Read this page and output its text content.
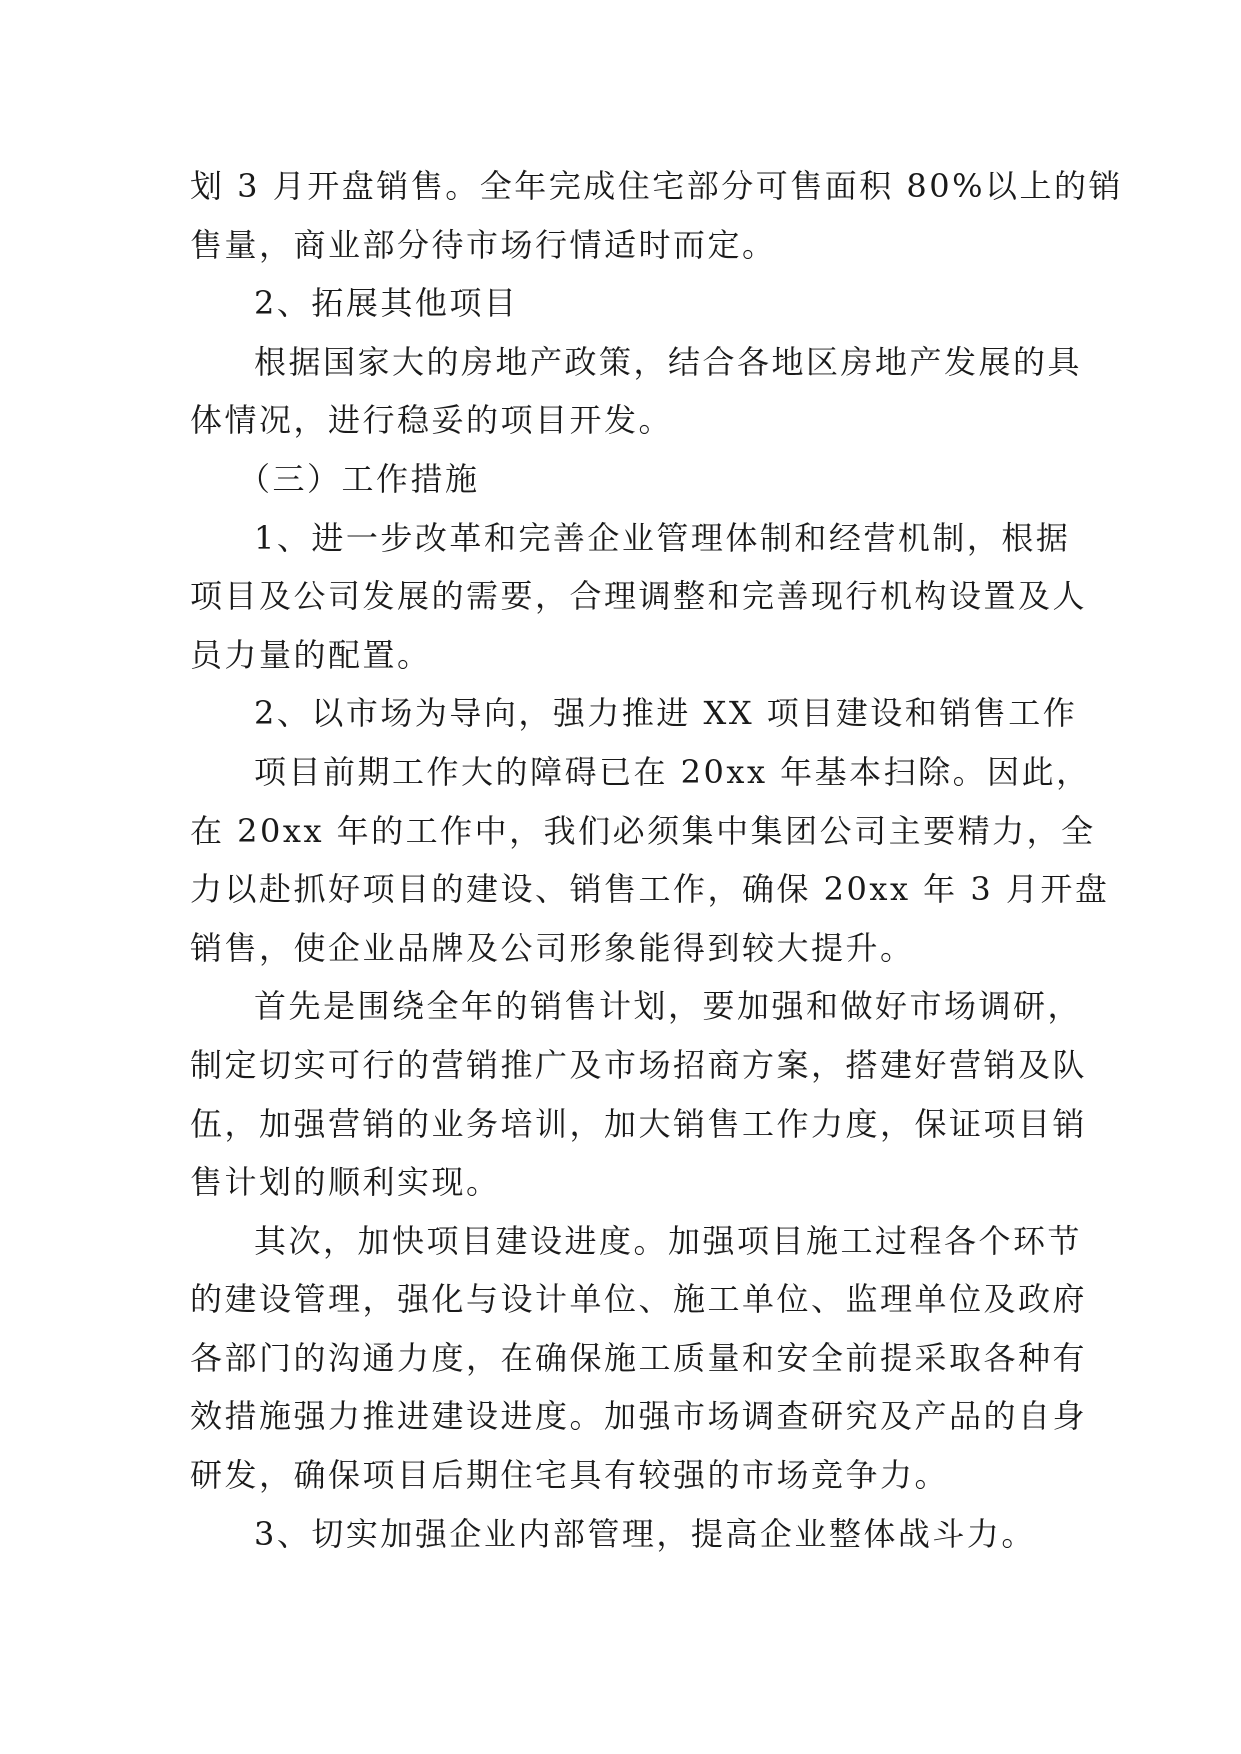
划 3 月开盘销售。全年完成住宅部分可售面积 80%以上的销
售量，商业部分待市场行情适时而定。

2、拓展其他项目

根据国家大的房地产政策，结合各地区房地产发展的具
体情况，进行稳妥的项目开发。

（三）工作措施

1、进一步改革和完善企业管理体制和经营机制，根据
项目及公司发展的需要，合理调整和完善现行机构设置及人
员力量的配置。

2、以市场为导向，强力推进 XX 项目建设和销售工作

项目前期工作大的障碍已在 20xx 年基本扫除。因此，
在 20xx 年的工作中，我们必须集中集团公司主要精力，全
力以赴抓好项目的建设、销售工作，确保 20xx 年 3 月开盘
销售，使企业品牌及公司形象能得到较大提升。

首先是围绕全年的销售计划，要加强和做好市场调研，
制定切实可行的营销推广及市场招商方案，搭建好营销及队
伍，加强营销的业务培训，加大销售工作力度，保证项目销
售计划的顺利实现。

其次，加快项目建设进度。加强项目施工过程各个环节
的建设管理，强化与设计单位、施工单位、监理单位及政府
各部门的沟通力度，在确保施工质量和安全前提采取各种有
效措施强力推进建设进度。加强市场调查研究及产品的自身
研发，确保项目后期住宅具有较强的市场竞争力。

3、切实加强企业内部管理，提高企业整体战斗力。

Task instructions: All records above are to be printed exactly, minus the pictures they contain.

Complete answer:
Read this page and output its text content.
划 3 月开盘销售。全年完成住宅部分可售面积 80%以上的销
售量，商业部分待市场行情适时而定。

2、拓展其他项目

根据国家大的房地产政策，结合各地区房地产发展的具
体情况，进行稳妥的项目开发。

（三）工作措施

1、进一步改革和完善企业管理体制和经营机制，根据
项目及公司发展的需要，合理调整和完善现行机构设置及人
员力量的配置。

2、以市场为导向，强力推进 XX 项目建设和销售工作

项目前期工作大的障碍已在 20xx 年基本扫除。因此，
在 20xx 年的工作中，我们必须集中集团公司主要精力，全
力以赴抓好项目的建设、销售工作，确保 20xx 年 3 月开盘
销售，使企业品牌及公司形象能得到较大提升。

首先是围绕全年的销售计划，要加强和做好市场调研，
制定切实可行的营销推广及市场招商方案，搭建好营销及队
伍，加强营销的业务培训，加大销售工作力度，保证项目销
售计划的顺利实现。

其次，加快项目建设进度。加强项目施工过程各个环节
的建设管理，强化与设计单位、施工单位、监理单位及政府
各部门的沟通力度，在确保施工质量和安全前提采取各种有
效措施强力推进建设进度。加强市场调查研究及产品的自身
研发，确保项目后期住宅具有较强的市场竞争力。

3、切实加强企业内部管理，提高企业整体战斗力。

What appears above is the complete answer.